- WHAT YOU SHOULD DO -
Word for word, copy all the data and drop the pictures.

BEGIN DATASET EXCERPTS

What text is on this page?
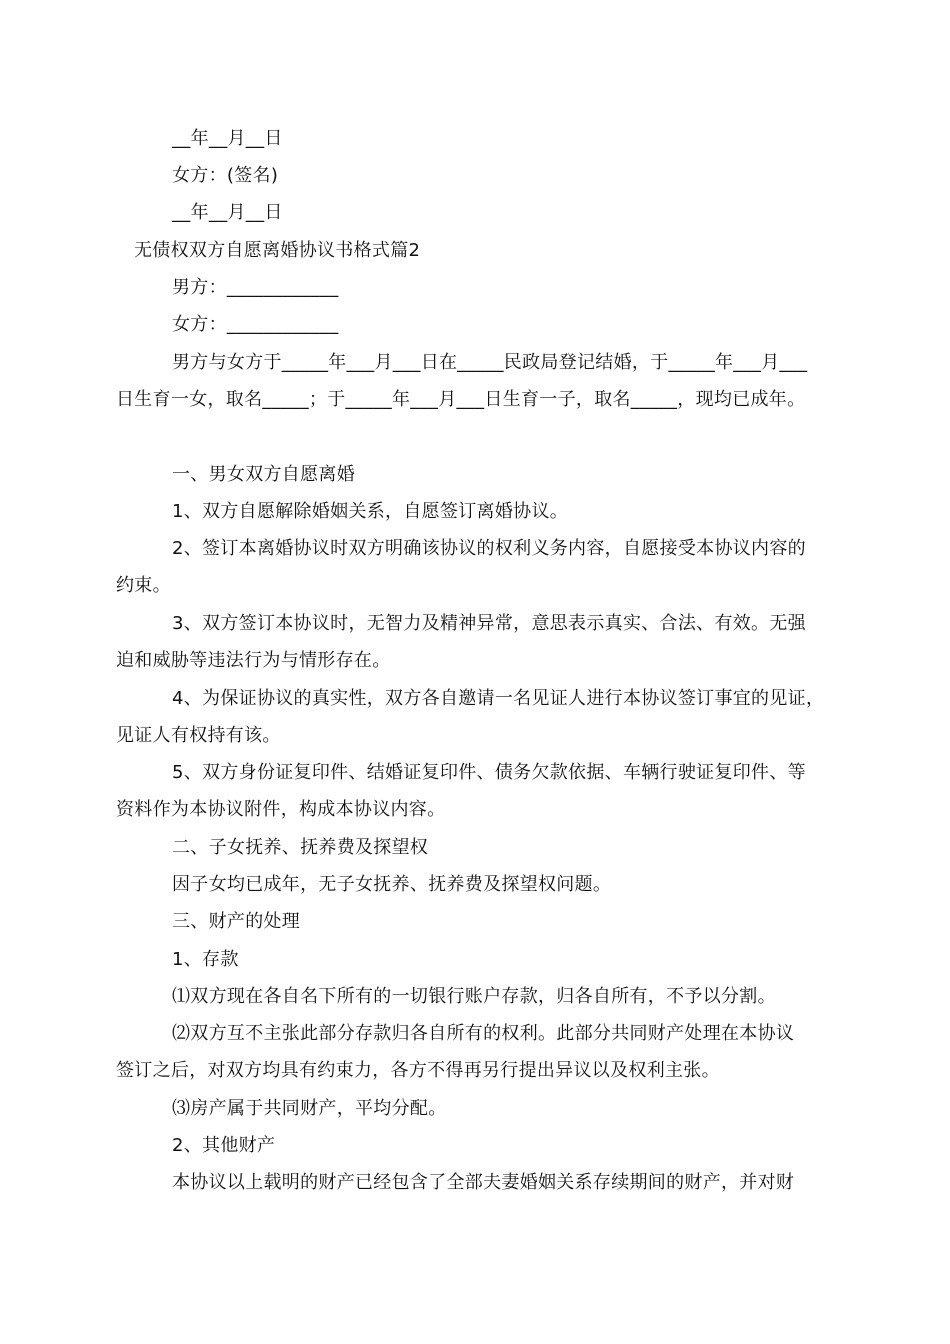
__年__月__日
女方：(签名)
__年__月__日
无债权双方自愿离婚协议书格式篇2
男方：____________
女方：____________
男方与女方于_____年___月___日在_____民政局登记结婚，于_____年___月___
日生育一女，取名_____；于_____年___月___日生育一子，取名_____，现均已成年。
一、男女双方自愿离婚
1、双方自愿解除婚姻关系，自愿签订离婚协议。
2、签订本离婚协议时双方明确该协议的权利义务内容，自愿接受本协议内容的
约束。
3、双方签订本协议时，无智力及精神异常，意思表示真实、合法、有效。无强
迫和威胁等违法行为与情形存在。
4、为保证协议的真实性，双方各自邀请一名见证人进行本协议签订事宜的见证，
见证人有权持有该。
5、双方身份证复印件、结婚证复印件、债务欠款依据、车辆行驶证复印件、等
资料作为本协议附件，构成本协议内容。
二、子女抚养、抚养费及探望权
因子女均已成年，无子女抚养、抚养费及探望权问题。
三、财产的处理
1、存款
⑴双方现在各自名下所有的一切银行账户存款，归各自所有，不予以分割。
⑵双方互不主张此部分存款归各自所有的权利。此部分共同财产处理在本协议
签订之后，对双方均具有约束力，各方不得再另行提出异议以及权利主张。
⑶房产属于共同财产，平均分配。
2、其他财产
本协议以上载明的财产已经包含了全部夫妻婚姻关系存续期间的财产，并对财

END DATASET EXCERPTS

- OUTPUT BELOW -
What text is on this page?
__年__月__日
女方：(签名)
__年__月__日
无债权双方自愿离婚协议书格式篇2
男方：____________
女方：____________
男方与女方于_____年___月___日在_____民政局登记结婚，于_____年___月___
日生育一女，取名_____；于_____年___月___日生育一子，取名_____，现均已成年。
一、男女双方自愿离婚
1、双方自愿解除婚姻关系，自愿签订离婚协议。
2、签订本离婚协议时双方明确该协议的权利义务内容，自愿接受本协议内容的
约束。
3、双方签订本协议时，无智力及精神异常，意思表示真实、合法、有效。无强
迫和威胁等违法行为与情形存在。
4、为保证协议的真实性，双方各自邀请一名见证人进行本协议签订事宜的见证，
见证人有权持有该。
5、双方身份证复印件、结婚证复印件、债务欠款依据、车辆行驶证复印件、等
资料作为本协议附件，构成本协议内容。
二、子女抚养、抚养费及探望权
因子女均已成年，无子女抚养、抚养费及探望权问题。
三、财产的处理
1、存款
⑴双方现在各自名下所有的一切银行账户存款，归各自所有，不予以分割。
⑵双方互不主张此部分存款归各自所有的权利。此部分共同财产处理在本协议
签订之后，对双方均具有约束力，各方不得再另行提出异议以及权利主张。
⑶房产属于共同财产，平均分配。
2、其他财产
本协议以上载明的财产已经包含了全部夫妻婚姻关系存续期间的财产，并对财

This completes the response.